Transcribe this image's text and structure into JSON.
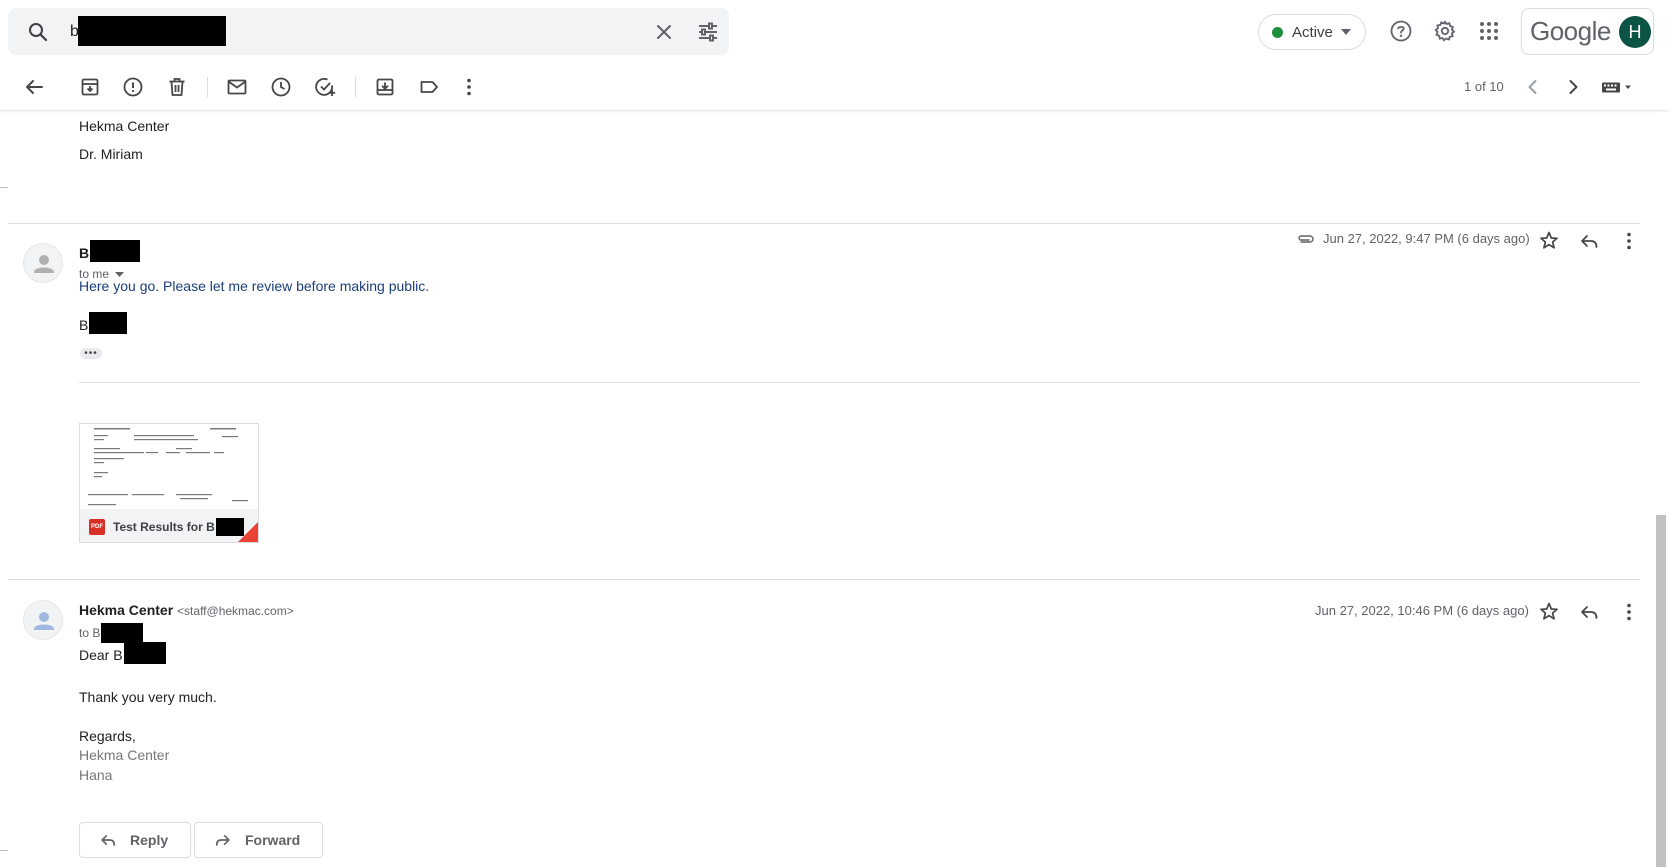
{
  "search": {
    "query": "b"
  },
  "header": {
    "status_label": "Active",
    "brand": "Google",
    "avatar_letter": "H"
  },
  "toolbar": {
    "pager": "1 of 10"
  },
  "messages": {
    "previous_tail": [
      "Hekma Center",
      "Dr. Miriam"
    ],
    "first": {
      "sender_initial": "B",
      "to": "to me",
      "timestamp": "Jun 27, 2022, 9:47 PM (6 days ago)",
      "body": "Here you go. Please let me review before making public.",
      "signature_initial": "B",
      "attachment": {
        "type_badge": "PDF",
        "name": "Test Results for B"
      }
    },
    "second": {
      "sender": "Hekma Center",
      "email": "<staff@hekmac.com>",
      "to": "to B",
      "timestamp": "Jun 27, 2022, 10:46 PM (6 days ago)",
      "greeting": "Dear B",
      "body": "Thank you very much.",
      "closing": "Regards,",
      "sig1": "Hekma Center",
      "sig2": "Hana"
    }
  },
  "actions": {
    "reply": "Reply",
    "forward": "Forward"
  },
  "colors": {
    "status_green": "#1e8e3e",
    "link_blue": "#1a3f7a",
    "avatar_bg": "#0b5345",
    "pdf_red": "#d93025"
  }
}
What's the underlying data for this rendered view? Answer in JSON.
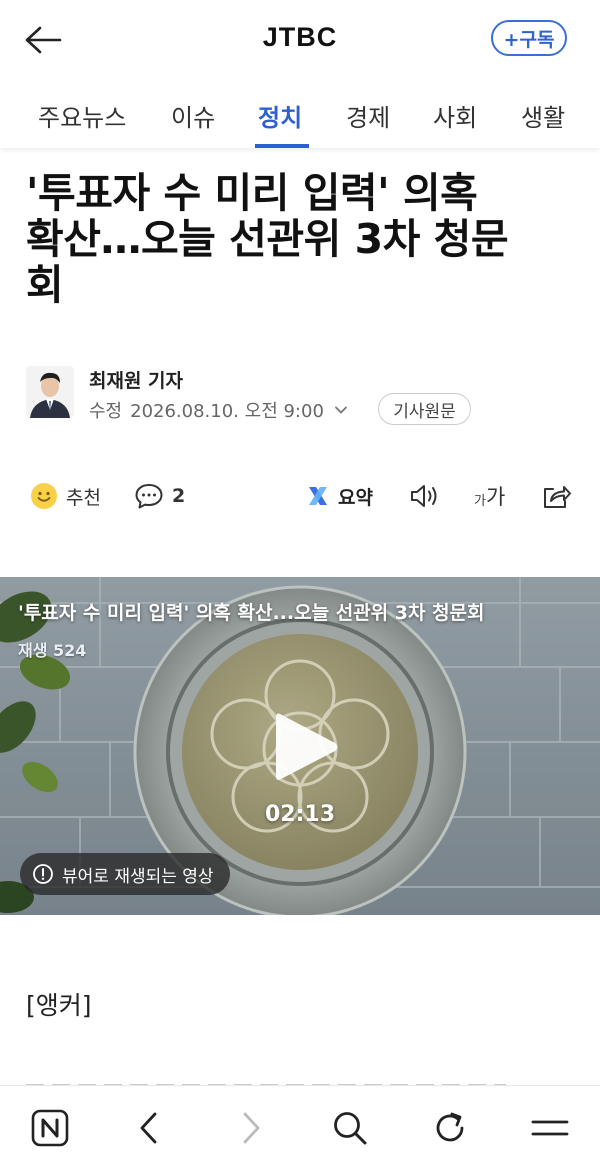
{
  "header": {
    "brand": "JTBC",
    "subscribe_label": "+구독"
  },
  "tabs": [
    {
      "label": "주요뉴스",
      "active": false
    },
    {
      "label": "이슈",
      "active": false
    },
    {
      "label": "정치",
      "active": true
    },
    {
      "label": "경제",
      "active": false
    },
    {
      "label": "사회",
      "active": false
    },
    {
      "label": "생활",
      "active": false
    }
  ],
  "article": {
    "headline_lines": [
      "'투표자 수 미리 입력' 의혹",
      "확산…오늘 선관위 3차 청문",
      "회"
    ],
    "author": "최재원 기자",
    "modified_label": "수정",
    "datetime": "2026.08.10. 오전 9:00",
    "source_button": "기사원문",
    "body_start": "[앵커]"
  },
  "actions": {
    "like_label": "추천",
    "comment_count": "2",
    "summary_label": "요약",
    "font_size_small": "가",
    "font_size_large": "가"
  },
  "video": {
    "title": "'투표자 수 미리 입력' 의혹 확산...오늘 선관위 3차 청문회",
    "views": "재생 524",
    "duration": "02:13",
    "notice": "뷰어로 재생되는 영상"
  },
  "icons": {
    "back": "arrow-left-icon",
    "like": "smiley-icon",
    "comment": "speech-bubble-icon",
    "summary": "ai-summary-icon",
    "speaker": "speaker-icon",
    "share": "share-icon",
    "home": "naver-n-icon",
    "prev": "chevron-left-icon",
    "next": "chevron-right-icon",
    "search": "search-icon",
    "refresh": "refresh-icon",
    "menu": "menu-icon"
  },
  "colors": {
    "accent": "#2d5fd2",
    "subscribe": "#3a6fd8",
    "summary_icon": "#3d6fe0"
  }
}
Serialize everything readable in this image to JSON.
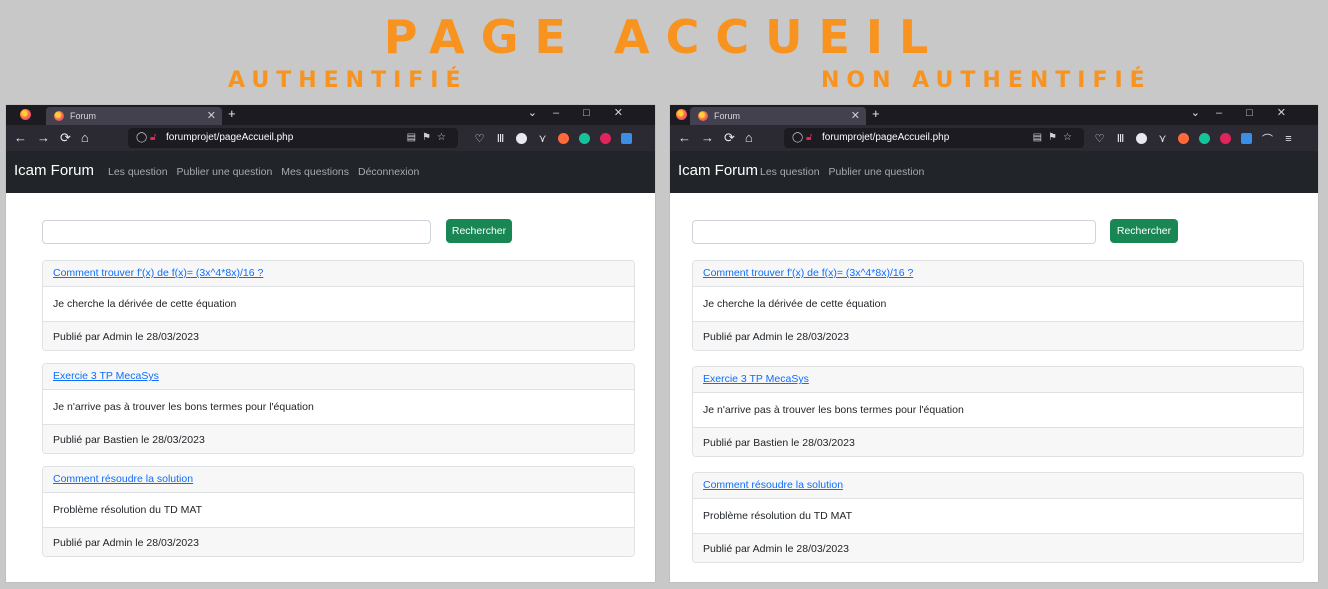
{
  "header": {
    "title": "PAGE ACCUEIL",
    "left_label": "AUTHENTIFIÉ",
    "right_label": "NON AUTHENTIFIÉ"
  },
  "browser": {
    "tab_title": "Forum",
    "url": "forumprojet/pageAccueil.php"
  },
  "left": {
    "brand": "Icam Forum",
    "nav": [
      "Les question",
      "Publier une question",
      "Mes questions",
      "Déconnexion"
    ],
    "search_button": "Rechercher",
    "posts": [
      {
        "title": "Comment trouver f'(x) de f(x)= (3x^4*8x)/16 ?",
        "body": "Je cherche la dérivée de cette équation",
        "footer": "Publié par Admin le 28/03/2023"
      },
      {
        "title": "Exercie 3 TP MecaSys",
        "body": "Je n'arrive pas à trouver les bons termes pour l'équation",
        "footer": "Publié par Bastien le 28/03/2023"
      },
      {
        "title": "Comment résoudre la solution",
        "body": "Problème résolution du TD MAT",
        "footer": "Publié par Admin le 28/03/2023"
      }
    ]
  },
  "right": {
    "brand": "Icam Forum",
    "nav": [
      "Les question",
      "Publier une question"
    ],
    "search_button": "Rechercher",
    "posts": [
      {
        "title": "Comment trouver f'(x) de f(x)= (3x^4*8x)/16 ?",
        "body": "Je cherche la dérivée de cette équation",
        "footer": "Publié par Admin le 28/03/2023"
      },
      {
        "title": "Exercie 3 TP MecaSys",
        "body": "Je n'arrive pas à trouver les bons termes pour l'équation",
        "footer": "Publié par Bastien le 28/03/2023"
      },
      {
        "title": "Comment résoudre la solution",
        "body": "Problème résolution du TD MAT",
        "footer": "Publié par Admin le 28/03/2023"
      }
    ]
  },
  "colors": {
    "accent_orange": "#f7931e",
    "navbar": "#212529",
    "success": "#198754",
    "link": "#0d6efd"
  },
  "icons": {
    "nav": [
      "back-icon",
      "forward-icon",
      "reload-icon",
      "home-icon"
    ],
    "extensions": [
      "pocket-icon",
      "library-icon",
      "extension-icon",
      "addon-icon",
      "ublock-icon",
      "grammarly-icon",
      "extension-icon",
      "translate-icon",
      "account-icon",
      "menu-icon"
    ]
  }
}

§ AIM
Transcribe the material exactly, keeping every word and none of the pictures.

§ COMPLETE RESPONSE
Transcribe this image's text and structure into JSON.
{
  "search": {
    "query": "b"
  },
  "header": {
    "status_label": "Active",
    "brand": "Google",
    "avatar_letter": "H"
  },
  "toolbar": {
    "pager": "1 of 10"
  },
  "messages": {
    "previous_tail": [
      "Hekma Center",
      "Dr. Miriam"
    ],
    "first": {
      "sender_initial": "B",
      "to": "to me",
      "timestamp": "Jun 27, 2022, 9:47 PM (6 days ago)",
      "body": "Here you go. Please let me review before making public.",
      "signature_initial": "B",
      "attachment": {
        "type_badge": "PDF",
        "name": "Test Results for B"
      }
    },
    "second": {
      "sender": "Hekma Center",
      "email": "<staff@hekmac.com>",
      "to": "to B",
      "timestamp": "Jun 27, 2022, 10:46 PM (6 days ago)",
      "greeting": "Dear B",
      "body": "Thank you very much.",
      "closing": "Regards,",
      "sig1": "Hekma Center",
      "sig2": "Hana"
    }
  },
  "actions": {
    "reply": "Reply",
    "forward": "Forward"
  },
  "colors": {
    "status_green": "#1e8e3e",
    "link_blue": "#1a3f7a",
    "avatar_bg": "#0b5345",
    "pdf_red": "#d93025"
  }
}
What's the underlying data for this rendered view? Answer in JSON.
{
  "header": {
    "brand": "JTBC",
    "subscribe_label": "+구독"
  },
  "tabs": [
    {
      "label": "주요뉴스",
      "active": false
    },
    {
      "label": "이슈",
      "active": false
    },
    {
      "label": "정치",
      "active": true
    },
    {
      "label": "경제",
      "active": false
    },
    {
      "label": "사회",
      "active": false
    },
    {
      "label": "생활",
      "active": false
    }
  ],
  "article": {
    "headline_lines": [
      "'투표자 수 미리 입력' 의혹",
      "확산…오늘 선관위 3차 청문",
      "회"
    ],
    "author": "최재원 기자",
    "modified_label": "수정",
    "datetime": "2026.08.10. 오전 9:00",
    "source_button": "기사원문",
    "body_start": "[앵커]"
  },
  "actions": {
    "like_label": "추천",
    "comment_count": "2",
    "summary_label": "요약",
    "font_size_small": "가",
    "font_size_large": "가"
  },
  "video": {
    "title": "'투표자 수 미리 입력' 의혹 확산...오늘 선관위 3차 청문회",
    "views": "재생 524",
    "duration": "02:13",
    "notice": "뷰어로 재생되는 영상"
  },
  "icons": {
    "back": "arrow-left-icon",
    "like": "smiley-icon",
    "comment": "speech-bubble-icon",
    "summary": "ai-summary-icon",
    "speaker": "speaker-icon",
    "share": "share-icon",
    "home": "naver-n-icon",
    "prev": "chevron-left-icon",
    "next": "chevron-right-icon",
    "search": "search-icon",
    "refresh": "refresh-icon",
    "menu": "menu-icon"
  },
  "colors": {
    "accent": "#2d5fd2",
    "subscribe": "#3a6fd8",
    "summary_icon": "#3d6fe0"
  }
}
Serialize everything readable in this image to JSON.
{
  "header": {
    "title": "PAGE ACCUEIL",
    "left_label": "AUTHENTIFIÉ",
    "right_label": "NON AUTHENTIFIÉ"
  },
  "browser": {
    "tab_title": "Forum",
    "url": "forumprojet/pageAccueil.php"
  },
  "left": {
    "brand": "Icam Forum",
    "nav": [
      "Les question",
      "Publier une question",
      "Mes questions",
      "Déconnexion"
    ],
    "search_button": "Rechercher",
    "posts": [
      {
        "title": "Comment trouver f'(x) de f(x)= (3x^4*8x)/16 ?",
        "body": "Je cherche la dérivée de cette équation",
        "footer": "Publié par Admin le 28/03/2023"
      },
      {
        "title": "Exercie 3 TP MecaSys",
        "body": "Je n'arrive pas à trouver les bons termes pour l'équation",
        "footer": "Publié par Bastien le 28/03/2023"
      },
      {
        "title": "Comment résoudre la solution",
        "body": "Problème résolution du TD MAT",
        "footer": "Publié par Admin le 28/03/2023"
      }
    ]
  },
  "right": {
    "brand": "Icam Forum",
    "nav": [
      "Les question",
      "Publier une question"
    ],
    "search_button": "Rechercher",
    "posts": [
      {
        "title": "Comment trouver f'(x) de f(x)= (3x^4*8x)/16 ?",
        "body": "Je cherche la dérivée de cette équation",
        "footer": "Publié par Admin le 28/03/2023"
      },
      {
        "title": "Exercie 3 TP MecaSys",
        "body": "Je n'arrive pas à trouver les bons termes pour l'équation",
        "footer": "Publié par Bastien le 28/03/2023"
      },
      {
        "title": "Comment résoudre la solution",
        "body": "Problème résolution du TD MAT",
        "footer": "Publié par Admin le 28/03/2023"
      }
    ]
  },
  "colors": {
    "accent_orange": "#f7931e",
    "navbar": "#212529",
    "success": "#198754",
    "link": "#0d6efd"
  },
  "icons": {
    "nav": [
      "back-icon",
      "forward-icon",
      "reload-icon",
      "home-icon"
    ],
    "extensions": [
      "pocket-icon",
      "library-icon",
      "extension-icon",
      "addon-icon",
      "ublock-icon",
      "grammarly-icon",
      "extension-icon",
      "translate-icon",
      "account-icon",
      "menu-icon"
    ]
  }
}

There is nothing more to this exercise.